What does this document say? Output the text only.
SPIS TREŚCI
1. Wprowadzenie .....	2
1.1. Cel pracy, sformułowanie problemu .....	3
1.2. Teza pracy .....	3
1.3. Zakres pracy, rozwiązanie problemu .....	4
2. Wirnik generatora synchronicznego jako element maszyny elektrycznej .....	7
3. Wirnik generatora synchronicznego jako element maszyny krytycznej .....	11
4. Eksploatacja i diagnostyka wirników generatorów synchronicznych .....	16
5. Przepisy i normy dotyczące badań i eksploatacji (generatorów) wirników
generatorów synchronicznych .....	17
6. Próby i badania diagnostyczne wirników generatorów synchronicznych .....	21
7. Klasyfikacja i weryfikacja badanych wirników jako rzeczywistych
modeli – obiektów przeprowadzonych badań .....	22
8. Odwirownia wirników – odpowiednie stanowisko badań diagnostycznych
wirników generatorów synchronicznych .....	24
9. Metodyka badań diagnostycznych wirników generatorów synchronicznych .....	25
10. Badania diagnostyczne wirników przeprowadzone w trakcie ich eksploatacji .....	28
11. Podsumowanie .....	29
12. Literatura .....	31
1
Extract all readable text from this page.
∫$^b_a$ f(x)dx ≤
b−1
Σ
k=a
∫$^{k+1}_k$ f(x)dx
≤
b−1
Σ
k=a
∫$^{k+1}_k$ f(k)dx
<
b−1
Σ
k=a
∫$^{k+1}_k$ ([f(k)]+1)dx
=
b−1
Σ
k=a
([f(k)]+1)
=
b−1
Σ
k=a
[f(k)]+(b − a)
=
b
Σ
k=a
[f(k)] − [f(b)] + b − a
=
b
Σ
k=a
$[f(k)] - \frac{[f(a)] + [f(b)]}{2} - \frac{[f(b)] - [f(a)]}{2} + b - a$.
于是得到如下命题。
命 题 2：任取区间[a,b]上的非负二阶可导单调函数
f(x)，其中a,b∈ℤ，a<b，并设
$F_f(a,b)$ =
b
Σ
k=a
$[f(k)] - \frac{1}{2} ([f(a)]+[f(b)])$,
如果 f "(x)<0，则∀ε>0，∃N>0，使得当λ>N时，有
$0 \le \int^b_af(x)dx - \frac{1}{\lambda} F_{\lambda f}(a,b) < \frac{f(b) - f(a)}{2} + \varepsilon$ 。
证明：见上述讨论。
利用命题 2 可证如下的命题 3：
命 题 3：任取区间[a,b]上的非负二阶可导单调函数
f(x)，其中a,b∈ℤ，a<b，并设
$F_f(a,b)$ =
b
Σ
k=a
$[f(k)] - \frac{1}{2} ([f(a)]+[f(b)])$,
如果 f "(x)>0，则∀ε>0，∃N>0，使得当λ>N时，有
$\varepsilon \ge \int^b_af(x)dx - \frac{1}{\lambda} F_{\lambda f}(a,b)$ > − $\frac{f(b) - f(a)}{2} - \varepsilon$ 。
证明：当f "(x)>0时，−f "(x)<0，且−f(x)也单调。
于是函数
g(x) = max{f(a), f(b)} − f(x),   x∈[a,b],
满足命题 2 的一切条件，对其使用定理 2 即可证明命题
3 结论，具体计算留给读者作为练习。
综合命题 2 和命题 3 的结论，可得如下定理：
------------------------------------------------------------------------
== TASK INSTRUCTIONS ==
Work out the count of lines containing the word "element", then write only that count.

== FINISHED ANSWER ==
2